■ **EXERCISE**
Transcribe the listing in full, excluding any pictures.

··· GIVEN RECORDS ···

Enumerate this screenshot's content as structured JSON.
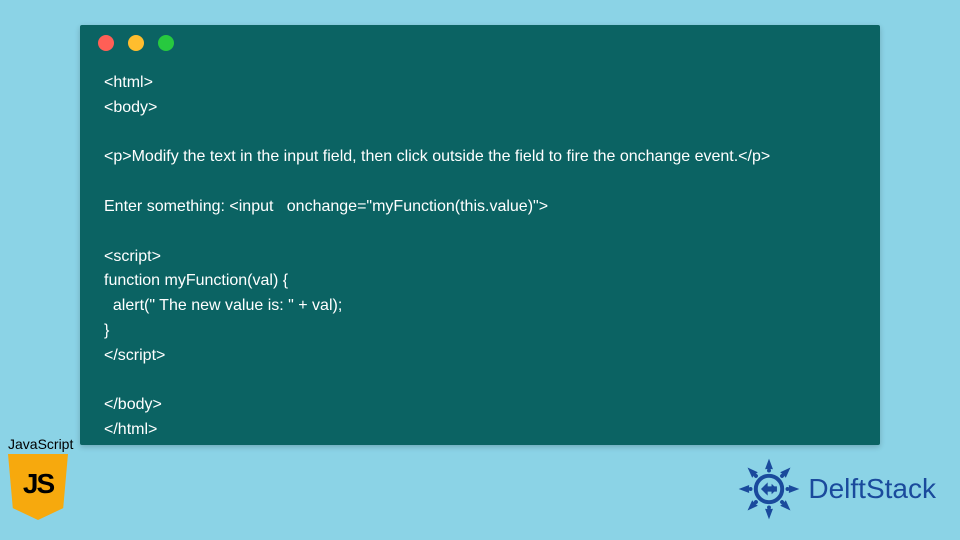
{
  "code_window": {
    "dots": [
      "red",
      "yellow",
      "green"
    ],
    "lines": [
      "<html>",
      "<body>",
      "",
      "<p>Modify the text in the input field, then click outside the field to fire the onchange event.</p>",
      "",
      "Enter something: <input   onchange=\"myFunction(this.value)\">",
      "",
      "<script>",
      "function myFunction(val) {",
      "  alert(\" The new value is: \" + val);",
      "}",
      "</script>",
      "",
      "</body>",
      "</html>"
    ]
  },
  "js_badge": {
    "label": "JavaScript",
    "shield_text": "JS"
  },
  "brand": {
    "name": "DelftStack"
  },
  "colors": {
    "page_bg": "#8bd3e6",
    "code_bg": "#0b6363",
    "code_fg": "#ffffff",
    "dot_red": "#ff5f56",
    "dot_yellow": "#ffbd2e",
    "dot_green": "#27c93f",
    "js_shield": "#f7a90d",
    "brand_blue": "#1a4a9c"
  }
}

···

■ **OUTPUT FOR THIS EXERCISE**
Enumerate this screenshot's content as structured JSON.
{
  "code_window": {
    "dots": [
      "red",
      "yellow",
      "green"
    ],
    "lines": [
      "<html>",
      "<body>",
      "",
      "<p>Modify the text in the input field, then click outside the field to fire the onchange event.</p>",
      "",
      "Enter something: <input   onchange=\"myFunction(this.value)\">",
      "",
      "<script>",
      "function myFunction(val) {",
      "  alert(\" The new value is: \" + val);",
      "}",
      "</script>",
      "",
      "</body>",
      "</html>"
    ]
  },
  "js_badge": {
    "label": "JavaScript",
    "shield_text": "JS"
  },
  "brand": {
    "name": "DelftStack"
  },
  "colors": {
    "page_bg": "#8bd3e6",
    "code_bg": "#0b6363",
    "code_fg": "#ffffff",
    "dot_red": "#ff5f56",
    "dot_yellow": "#ffbd2e",
    "dot_green": "#27c93f",
    "js_shield": "#f7a90d",
    "brand_blue": "#1a4a9c"
  }
}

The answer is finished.